Prompt: Arrange everything in the records below, from the line containing "column-header-other-parent[interactable]: Вычет другому" down to the line containing "close-icon[interactable]: × xyxy=(1004,11,1012,26)", as a JSON list of strings with one string per line, both end lines included. Leave out any blank lines.

Items:
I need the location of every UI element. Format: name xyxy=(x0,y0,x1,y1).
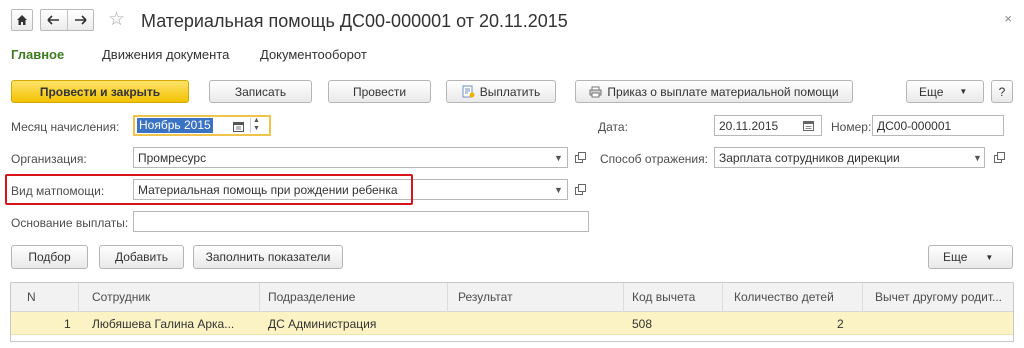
column-header-other-parent[interactable]: Вычет другому родит... xyxy=(875,290,1002,304)
calendar-icon[interactable] xyxy=(803,121,814,131)
date-label: Дата: xyxy=(598,120,628,134)
spin-buttons[interactable]: ▲ ▼ xyxy=(253,117,260,133)
star-icon[interactable]: ☆ xyxy=(108,10,125,30)
cell-children-count: 2 xyxy=(837,317,844,331)
pay-button[interactable]: Выплатить xyxy=(446,80,556,103)
close-icon[interactable]: × xyxy=(1004,11,1012,26)
cell-employee: Любяшева Галина Арка... xyxy=(92,317,235,331)
number-label: Номер: xyxy=(831,120,872,134)
date-value: 20.11.2015 xyxy=(719,118,779,133)
chevron-down-icon: ▼ xyxy=(985,252,994,262)
reflection-label: Способ отражения: xyxy=(600,152,708,166)
print-icon xyxy=(589,86,602,97)
number-field[interactable]: ДС00-000001 xyxy=(872,115,1004,136)
highlight-frame xyxy=(5,174,413,205)
back-arrow-icon xyxy=(47,15,60,25)
more-button[interactable]: Еще ▼ xyxy=(906,80,984,103)
column-separator xyxy=(722,283,723,312)
tab-document-flow[interactable]: Документооборот xyxy=(260,47,367,62)
date-field[interactable]: 20.11.2015 xyxy=(714,115,822,136)
tab-main[interactable]: Главное xyxy=(11,47,64,62)
tab-document-movements[interactable]: Движения документа xyxy=(102,47,229,62)
table-header: N Сотрудник Подразделение Результат Код … xyxy=(11,283,1013,312)
organization-dropdown-icon[interactable]: ▼ xyxy=(551,147,566,168)
forward-arrow-icon xyxy=(74,15,87,25)
organization-field[interactable]: Промресурс xyxy=(133,147,568,168)
aid-type-open-icon[interactable] xyxy=(573,179,587,200)
column-separator xyxy=(447,283,448,312)
organization-label: Организация: xyxy=(11,152,87,166)
reflection-open-icon[interactable] xyxy=(992,147,1006,168)
basis-field[interactable] xyxy=(133,211,589,232)
table-more-button[interactable]: Еще ▼ xyxy=(928,245,1013,269)
page-title: Материальная помощь ДС00-000001 от 20.11… xyxy=(141,11,568,31)
reflection-field[interactable]: Зарплата сотрудников дирекции xyxy=(714,147,985,168)
column-header-result[interactable]: Результат xyxy=(458,290,513,304)
history-navigation xyxy=(40,9,94,31)
calendar-icon[interactable] xyxy=(233,121,244,132)
pay-button-label: Выплатить xyxy=(479,84,541,99)
column-separator xyxy=(78,283,79,312)
organization-open-icon[interactable] xyxy=(573,147,587,168)
save-button[interactable]: Записать xyxy=(209,80,312,103)
month-value: Ноябрь 2015 xyxy=(137,118,213,133)
post-and-close-button[interactable]: Провести и закрыть xyxy=(11,80,189,103)
month-field[interactable]: Ноябрь 2015 ▲ ▼ xyxy=(133,115,271,136)
cell-department: ДС Администрация xyxy=(268,317,377,331)
reflection-dropdown-icon[interactable]: ▼ xyxy=(970,147,985,168)
basis-label: Основание выплаты: xyxy=(11,216,129,230)
table-more-label: Еще xyxy=(943,250,968,264)
home-icon xyxy=(17,15,27,25)
cell-deduction-code: 508 xyxy=(632,317,653,331)
employees-table: N Сотрудник Подразделение Результат Код … xyxy=(10,282,1014,342)
chevron-down-icon: ▼ xyxy=(959,87,968,96)
help-button[interactable]: ? xyxy=(991,80,1013,103)
field-divider xyxy=(250,118,251,133)
order-print-button[interactable]: Приказ о выплате материальной помощи xyxy=(575,80,853,103)
home-button[interactable] xyxy=(11,9,33,31)
add-button[interactable]: Добавить xyxy=(99,245,184,269)
fill-indicators-button[interactable]: Заполнить показатели xyxy=(193,245,343,269)
back-button[interactable] xyxy=(41,15,67,25)
select-button[interactable]: Подбор xyxy=(11,245,88,269)
column-header-department[interactable]: Подразделение xyxy=(268,290,355,304)
column-header-employee[interactable]: Сотрудник xyxy=(92,290,150,304)
more-button-label: Еще xyxy=(919,84,944,99)
table-row[interactable]: 1 Любяшева Галина Арка... ДС Администрац… xyxy=(11,312,1013,335)
aid-type-dropdown-icon[interactable]: ▼ xyxy=(551,179,566,200)
column-separator xyxy=(862,283,863,312)
column-separator xyxy=(259,283,260,312)
forward-button[interactable] xyxy=(68,15,94,25)
pay-doc-icon xyxy=(462,85,475,98)
month-label: Месяц начисления: xyxy=(11,120,120,134)
post-button[interactable]: Провести xyxy=(328,80,431,103)
column-header-children-count[interactable]: Количество детей xyxy=(734,290,834,304)
column-header-deduction-code[interactable]: Код вычета xyxy=(632,290,695,304)
order-print-label: Приказ о выплате материальной помощи xyxy=(607,84,839,99)
cell-n: 1 xyxy=(64,317,71,331)
column-header-n[interactable]: N xyxy=(27,290,36,304)
column-separator xyxy=(623,283,624,312)
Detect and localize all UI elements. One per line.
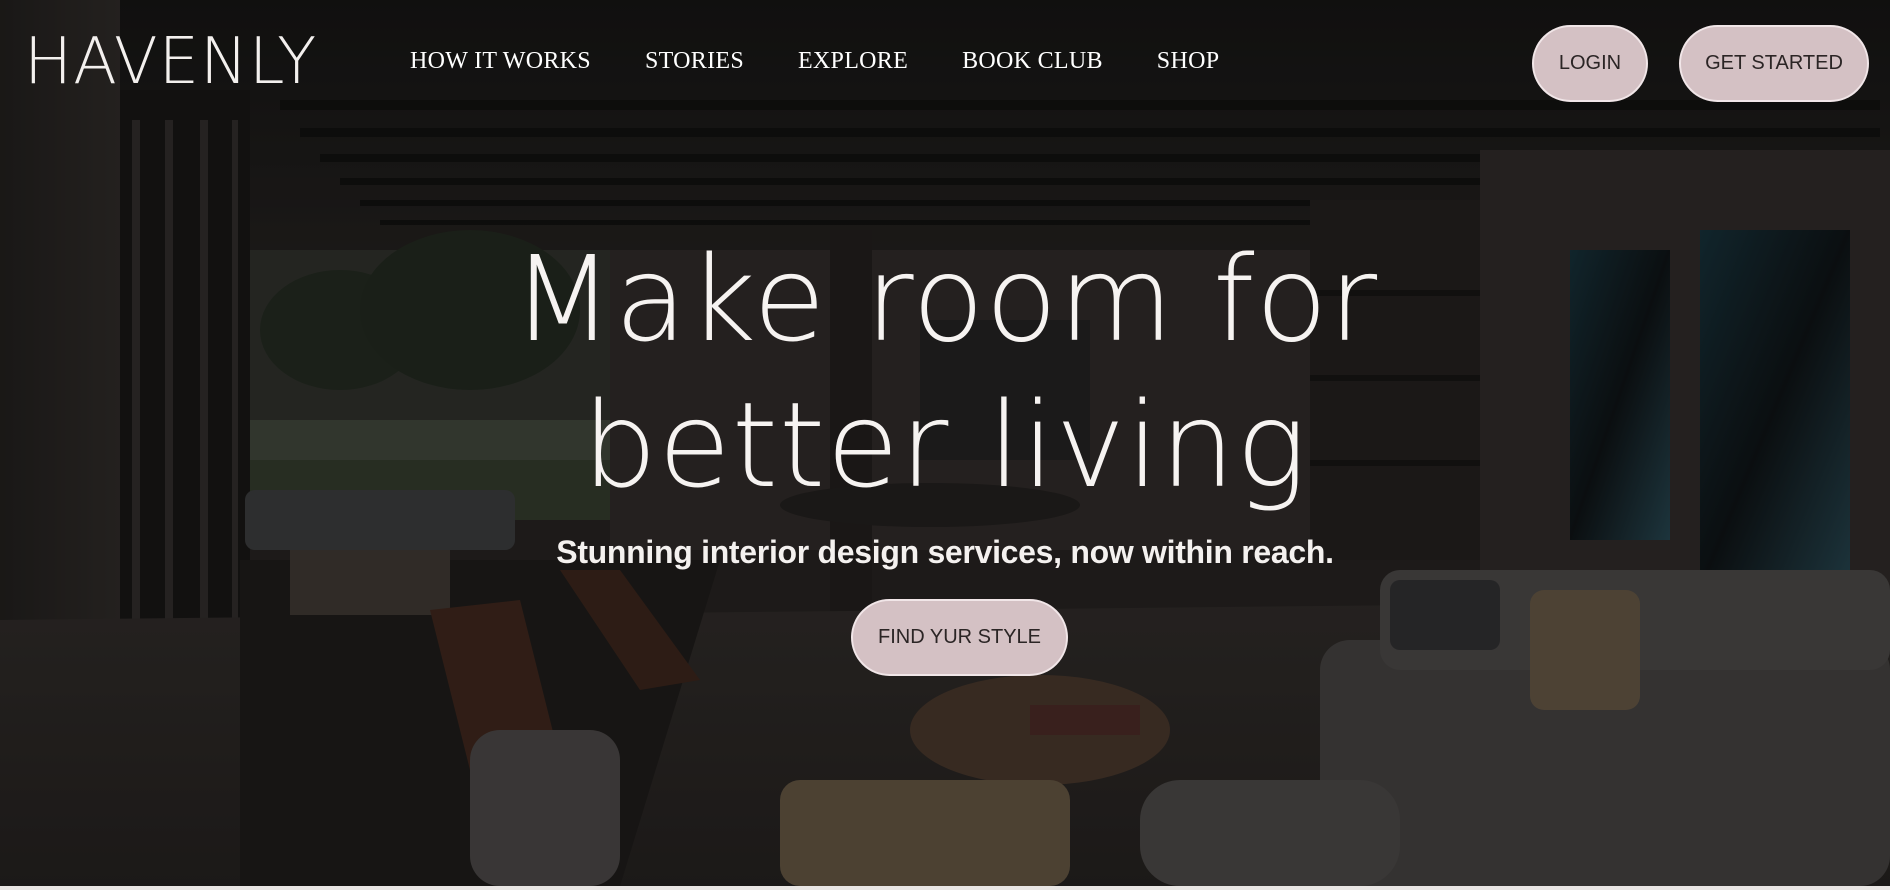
hero-headline-line-2: better living	[582, 376, 1308, 514]
nav-shop[interactable]: SHOP	[1157, 48, 1220, 75]
nav-book-club[interactable]: BOOK CLUB	[962, 48, 1103, 75]
hero-headline-line-1: Make room for	[511, 230, 1379, 368]
get-started-button[interactable]: GET STARTED	[1679, 25, 1869, 102]
hero-section: HAVENLY HOW IT WORKS STORIES EXPLORE BOO…	[0, 0, 1890, 886]
havenly-logo[interactable]: HAVENLY	[24, 28, 317, 96]
nav-explore[interactable]: EXPLORE	[798, 48, 908, 75]
main-nav: HOW IT WORKS STORIES EXPLORE BOOK CLUB S…	[410, 48, 1219, 75]
hero-subheadline: Stunning interior design services, now w…	[556, 534, 1334, 570]
page-bottom-edge	[0, 886, 1890, 890]
nav-stories[interactable]: STORIES	[645, 48, 744, 75]
nav-how-it-works[interactable]: HOW IT WORKS	[410, 48, 591, 75]
hero-headline: Make room for better living	[0, 226, 1890, 518]
login-button[interactable]: LOGIN	[1532, 25, 1648, 102]
find-your-style-button[interactable]: FIND YUR STYLE	[851, 599, 1068, 676]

Finished exercise:
[
  "column-header-other-parent[interactable]: Вычет другому родит... xyxy=(875,290,1002,304)",
  "calendar-icon[interactable] xyxy=(803,121,814,131)",
  "date-label: Дата: xyxy=(598,120,628,134)",
  "spin-buttons[interactable]: ▲ ▼ xyxy=(253,117,260,133)",
  "star-icon[interactable]: ☆ xyxy=(108,10,125,30)",
  "cell-children-count: 2 xyxy=(837,317,844,331)",
  "pay-button[interactable]: Выплатить xyxy=(446,80,556,103)",
  "close-icon[interactable]: × xyxy=(1004,11,1012,26)"
]